- Problem description: Every record below is to be retyped exactly.

<<<<

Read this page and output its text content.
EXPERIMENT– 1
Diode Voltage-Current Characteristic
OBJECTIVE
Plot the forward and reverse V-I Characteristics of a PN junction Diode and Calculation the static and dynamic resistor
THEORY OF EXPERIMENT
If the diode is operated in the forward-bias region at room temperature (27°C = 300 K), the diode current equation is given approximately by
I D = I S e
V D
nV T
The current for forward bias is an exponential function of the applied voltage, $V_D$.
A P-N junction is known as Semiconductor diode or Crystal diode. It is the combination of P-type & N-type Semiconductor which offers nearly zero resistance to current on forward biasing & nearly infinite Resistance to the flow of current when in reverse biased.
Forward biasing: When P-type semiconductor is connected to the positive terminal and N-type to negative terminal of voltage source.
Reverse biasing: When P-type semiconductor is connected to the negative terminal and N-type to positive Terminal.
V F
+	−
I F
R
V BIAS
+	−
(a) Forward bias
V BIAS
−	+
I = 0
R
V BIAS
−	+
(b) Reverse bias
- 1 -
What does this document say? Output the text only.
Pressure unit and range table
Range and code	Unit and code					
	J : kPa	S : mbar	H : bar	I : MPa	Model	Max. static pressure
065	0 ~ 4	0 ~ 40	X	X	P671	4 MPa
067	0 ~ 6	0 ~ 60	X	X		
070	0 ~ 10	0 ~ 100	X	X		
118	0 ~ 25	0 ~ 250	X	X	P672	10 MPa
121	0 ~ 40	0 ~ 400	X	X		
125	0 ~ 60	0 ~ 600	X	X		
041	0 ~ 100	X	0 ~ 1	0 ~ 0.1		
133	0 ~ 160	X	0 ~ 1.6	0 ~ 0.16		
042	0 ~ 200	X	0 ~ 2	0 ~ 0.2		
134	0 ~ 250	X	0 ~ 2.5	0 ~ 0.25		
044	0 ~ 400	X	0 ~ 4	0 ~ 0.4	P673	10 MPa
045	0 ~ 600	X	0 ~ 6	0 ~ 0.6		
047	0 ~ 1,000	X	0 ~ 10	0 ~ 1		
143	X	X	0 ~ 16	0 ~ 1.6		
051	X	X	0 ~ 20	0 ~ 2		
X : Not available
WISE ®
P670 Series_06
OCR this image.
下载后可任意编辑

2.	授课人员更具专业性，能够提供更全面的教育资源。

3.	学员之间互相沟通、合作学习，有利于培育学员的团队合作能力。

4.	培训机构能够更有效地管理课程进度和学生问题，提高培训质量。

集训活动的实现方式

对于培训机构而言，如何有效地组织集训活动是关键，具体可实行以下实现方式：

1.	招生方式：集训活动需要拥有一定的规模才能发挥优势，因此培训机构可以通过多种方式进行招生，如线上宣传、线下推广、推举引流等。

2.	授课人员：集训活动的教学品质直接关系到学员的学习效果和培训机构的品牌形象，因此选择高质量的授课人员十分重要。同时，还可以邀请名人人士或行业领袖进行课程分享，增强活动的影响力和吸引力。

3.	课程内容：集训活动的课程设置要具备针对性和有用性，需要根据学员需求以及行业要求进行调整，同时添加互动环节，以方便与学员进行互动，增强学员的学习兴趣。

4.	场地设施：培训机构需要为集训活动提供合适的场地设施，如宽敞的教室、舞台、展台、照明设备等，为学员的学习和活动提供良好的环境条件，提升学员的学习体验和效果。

>>>>

- Answer below:
Read this page and output its text content.
EXPERIMENT– 1
Diode Voltage-Current Characteristic
OBJECTIVE
Plot the forward and reverse V-I Characteristics of a PN junction Diode and Calculation the static and dynamic resistor
THEORY OF EXPERIMENT
If the diode is operated in the forward-bias region at room temperature (27°C = 300 K), the diode current equation is given approximately by
I D = I S e
V D
nV T
The current for forward bias is an exponential function of the applied voltage, $V_D$.
A P-N junction is known as Semiconductor diode or Crystal diode. It is the combination of P-type & N-type Semiconductor which offers nearly zero resistance to current on forward biasing & nearly infinite Resistance to the flow of current when in reverse biased.
Forward biasing: When P-type semiconductor is connected to the positive terminal and N-type to negative terminal of voltage source.
Reverse biasing: When P-type semiconductor is connected to the negative terminal and N-type to positive Terminal.
V F
+	−
I F
R
V BIAS
+	−
(a) Forward bias
V BIAS
−	+
I = 0
R
V BIAS
−	+
(b) Reverse bias
- 1 -
What does this document say? Output the text only.
Pressure unit and range table
Range and code	Unit and code					
	J : kPa	S : mbar	H : bar	I : MPa	Model	Max. static pressure
065	0 ~ 4	0 ~ 40	X	X	P671	4 MPa
067	0 ~ 6	0 ~ 60	X	X		
070	0 ~ 10	0 ~ 100	X	X		
118	0 ~ 25	0 ~ 250	X	X	P672	10 MPa
121	0 ~ 40	0 ~ 400	X	X		
125	0 ~ 60	0 ~ 600	X	X		
041	0 ~ 100	X	0 ~ 1	0 ~ 0.1		
133	0 ~ 160	X	0 ~ 1.6	0 ~ 0.16		
042	0 ~ 200	X	0 ~ 2	0 ~ 0.2		
134	0 ~ 250	X	0 ~ 2.5	0 ~ 0.25		
044	0 ~ 400	X	0 ~ 4	0 ~ 0.4	P673	10 MPa
045	0 ~ 600	X	0 ~ 6	0 ~ 0.6		
047	0 ~ 1,000	X	0 ~ 10	0 ~ 1		
143	X	X	0 ~ 16	0 ~ 1.6		
051	X	X	0 ~ 20	0 ~ 2		
X : Not available
WISE ®
P670 Series_06
OCR this image.
下载后可任意编辑

2.	授课人员更具专业性，能够提供更全面的教育资源。

3.	学员之间互相沟通、合作学习，有利于培育学员的团队合作能力。

4.	培训机构能够更有效地管理课程进度和学生问题，提高培训质量。

集训活动的实现方式

对于培训机构而言，如何有效地组织集训活动是关键，具体可实行以下实现方式：

1.	招生方式：集训活动需要拥有一定的规模才能发挥优势，因此培训机构可以通过多种方式进行招生，如线上宣传、线下推广、推举引流等。

2.	授课人员：集训活动的教学品质直接关系到学员的学习效果和培训机构的品牌形象，因此选择高质量的授课人员十分重要。同时，还可以邀请名人人士或行业领袖进行课程分享，增强活动的影响力和吸引力。

3.	课程内容：集训活动的课程设置要具备针对性和有用性，需要根据学员需求以及行业要求进行调整，同时添加互动环节，以方便与学员进行互动，增强学员的学习兴趣。

4.	场地设施：培训机构需要为集训活动提供合适的场地设施，如宽敞的教室、舞台、展台、照明设备等，为学员的学习和活动提供良好的环境条件，提升学员的学习体验和效果。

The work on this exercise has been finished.